→ WRITTEN REQUEST:
Lines containing the string "within" are to be collected in full.

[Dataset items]
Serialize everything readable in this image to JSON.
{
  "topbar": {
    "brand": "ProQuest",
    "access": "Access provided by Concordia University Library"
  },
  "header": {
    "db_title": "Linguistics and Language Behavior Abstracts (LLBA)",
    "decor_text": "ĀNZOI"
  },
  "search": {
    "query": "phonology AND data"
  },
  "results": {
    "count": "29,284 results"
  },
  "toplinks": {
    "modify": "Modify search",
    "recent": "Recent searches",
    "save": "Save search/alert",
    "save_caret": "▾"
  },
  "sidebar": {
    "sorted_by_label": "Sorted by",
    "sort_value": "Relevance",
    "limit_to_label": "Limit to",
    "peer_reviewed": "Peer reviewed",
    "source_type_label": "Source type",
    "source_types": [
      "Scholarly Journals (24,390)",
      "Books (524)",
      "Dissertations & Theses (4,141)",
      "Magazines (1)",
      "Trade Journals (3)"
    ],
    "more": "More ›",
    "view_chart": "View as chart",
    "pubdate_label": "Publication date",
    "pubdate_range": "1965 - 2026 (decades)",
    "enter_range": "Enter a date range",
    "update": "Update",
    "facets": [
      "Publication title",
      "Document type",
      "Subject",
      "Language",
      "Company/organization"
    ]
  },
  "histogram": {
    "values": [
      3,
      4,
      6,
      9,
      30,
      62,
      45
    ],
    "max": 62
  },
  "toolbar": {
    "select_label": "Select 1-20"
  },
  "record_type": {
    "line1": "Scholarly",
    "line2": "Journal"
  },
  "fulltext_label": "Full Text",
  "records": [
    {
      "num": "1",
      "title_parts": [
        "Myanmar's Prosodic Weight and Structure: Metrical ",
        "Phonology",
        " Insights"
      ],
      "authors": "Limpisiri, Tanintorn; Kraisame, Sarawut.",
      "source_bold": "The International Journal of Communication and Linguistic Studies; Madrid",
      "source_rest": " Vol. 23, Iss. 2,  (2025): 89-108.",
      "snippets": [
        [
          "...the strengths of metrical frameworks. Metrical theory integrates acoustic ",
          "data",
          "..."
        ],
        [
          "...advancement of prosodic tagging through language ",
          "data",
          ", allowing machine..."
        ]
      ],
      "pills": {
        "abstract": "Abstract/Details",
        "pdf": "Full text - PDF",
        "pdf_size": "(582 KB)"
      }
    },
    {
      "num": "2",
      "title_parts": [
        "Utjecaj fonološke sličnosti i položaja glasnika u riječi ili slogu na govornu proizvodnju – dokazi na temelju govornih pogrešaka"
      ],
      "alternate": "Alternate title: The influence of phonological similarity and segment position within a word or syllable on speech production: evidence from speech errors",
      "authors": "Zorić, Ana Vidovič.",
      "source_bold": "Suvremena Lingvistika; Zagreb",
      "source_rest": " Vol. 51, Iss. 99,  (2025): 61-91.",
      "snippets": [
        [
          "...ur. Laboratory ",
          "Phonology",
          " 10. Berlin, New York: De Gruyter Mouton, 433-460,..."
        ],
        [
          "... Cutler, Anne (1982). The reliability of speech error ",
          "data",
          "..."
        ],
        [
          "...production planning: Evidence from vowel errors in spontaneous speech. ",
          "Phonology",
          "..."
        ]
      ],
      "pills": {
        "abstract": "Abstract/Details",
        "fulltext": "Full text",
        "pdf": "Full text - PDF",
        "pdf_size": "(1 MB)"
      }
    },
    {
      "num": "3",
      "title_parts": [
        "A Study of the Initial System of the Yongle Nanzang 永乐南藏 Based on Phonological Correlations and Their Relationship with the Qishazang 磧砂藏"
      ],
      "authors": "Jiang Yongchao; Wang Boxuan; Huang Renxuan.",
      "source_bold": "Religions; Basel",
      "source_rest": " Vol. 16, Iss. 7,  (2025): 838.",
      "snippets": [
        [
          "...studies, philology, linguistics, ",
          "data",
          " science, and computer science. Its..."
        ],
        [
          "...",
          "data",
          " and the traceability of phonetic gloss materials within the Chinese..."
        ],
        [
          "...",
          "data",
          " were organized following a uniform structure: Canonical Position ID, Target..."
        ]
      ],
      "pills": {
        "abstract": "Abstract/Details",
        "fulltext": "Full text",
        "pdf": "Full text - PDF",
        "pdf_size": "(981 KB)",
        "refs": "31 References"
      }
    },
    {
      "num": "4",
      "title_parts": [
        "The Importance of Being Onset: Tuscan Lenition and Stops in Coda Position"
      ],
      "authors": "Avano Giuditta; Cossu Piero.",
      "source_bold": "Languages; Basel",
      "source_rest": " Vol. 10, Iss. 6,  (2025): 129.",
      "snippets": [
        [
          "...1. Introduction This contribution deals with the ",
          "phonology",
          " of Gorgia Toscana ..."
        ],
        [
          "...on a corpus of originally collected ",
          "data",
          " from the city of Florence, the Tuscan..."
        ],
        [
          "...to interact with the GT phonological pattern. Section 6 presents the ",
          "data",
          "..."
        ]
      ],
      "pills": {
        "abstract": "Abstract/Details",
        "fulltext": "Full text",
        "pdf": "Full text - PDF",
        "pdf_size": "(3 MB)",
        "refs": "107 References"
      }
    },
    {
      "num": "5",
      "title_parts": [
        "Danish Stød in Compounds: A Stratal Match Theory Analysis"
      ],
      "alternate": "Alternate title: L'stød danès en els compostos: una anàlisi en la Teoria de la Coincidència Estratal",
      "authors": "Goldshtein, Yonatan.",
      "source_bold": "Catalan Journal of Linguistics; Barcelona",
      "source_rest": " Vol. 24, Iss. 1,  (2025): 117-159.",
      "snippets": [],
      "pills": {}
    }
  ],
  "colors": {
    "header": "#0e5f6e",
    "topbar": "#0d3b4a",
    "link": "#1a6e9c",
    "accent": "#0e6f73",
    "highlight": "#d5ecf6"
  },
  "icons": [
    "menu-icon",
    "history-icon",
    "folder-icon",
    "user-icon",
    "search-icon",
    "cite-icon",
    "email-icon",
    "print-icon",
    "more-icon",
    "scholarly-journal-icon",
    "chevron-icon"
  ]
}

→ ANSWER:
      "alternate": "Alternate title: The influence of phonological similarity and segment position within a word or syllable on speech production: evidence from speech errors",
          " and the traceability of phonetic gloss materials within the Chinese..."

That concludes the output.